> [Instructions to follow]:
Find the word "text" in the data. Return every line where it appears.
Start Dataset entries
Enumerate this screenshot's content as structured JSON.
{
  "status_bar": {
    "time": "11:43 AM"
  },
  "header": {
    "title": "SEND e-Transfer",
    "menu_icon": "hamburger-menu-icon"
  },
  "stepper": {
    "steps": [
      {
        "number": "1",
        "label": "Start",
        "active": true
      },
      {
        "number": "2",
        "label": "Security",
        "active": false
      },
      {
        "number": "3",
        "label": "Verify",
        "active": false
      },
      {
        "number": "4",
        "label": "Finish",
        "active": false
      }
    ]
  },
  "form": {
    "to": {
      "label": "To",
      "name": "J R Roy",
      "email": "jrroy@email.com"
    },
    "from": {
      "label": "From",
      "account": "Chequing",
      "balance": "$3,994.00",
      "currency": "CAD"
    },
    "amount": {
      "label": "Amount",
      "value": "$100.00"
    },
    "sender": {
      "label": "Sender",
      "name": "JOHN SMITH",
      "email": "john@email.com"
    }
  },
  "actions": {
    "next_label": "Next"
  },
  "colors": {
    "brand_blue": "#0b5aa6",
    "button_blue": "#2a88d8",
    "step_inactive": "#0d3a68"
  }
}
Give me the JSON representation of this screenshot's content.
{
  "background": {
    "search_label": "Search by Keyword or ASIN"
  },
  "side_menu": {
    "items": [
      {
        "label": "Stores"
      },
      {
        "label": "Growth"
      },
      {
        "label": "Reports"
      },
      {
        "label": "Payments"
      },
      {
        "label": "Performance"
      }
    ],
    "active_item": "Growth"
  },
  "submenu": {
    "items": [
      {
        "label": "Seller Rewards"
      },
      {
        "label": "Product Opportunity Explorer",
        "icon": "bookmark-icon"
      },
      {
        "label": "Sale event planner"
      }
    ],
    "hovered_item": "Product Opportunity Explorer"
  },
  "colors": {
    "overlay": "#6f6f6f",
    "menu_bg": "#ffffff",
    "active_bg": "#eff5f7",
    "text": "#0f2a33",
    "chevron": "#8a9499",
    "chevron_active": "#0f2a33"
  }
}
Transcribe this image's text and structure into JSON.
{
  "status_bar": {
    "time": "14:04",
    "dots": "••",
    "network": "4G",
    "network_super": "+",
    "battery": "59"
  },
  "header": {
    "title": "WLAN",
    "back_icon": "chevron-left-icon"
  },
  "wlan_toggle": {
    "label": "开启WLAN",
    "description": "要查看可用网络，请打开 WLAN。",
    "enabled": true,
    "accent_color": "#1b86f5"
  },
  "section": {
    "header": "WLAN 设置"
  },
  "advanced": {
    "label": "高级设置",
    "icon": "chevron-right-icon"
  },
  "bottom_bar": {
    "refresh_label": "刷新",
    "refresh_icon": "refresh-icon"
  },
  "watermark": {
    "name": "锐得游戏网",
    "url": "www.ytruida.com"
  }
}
End Dataset entries
> [The output]:
    "text": "#0f2a33",
Transcribe this image's text and structure into JSON.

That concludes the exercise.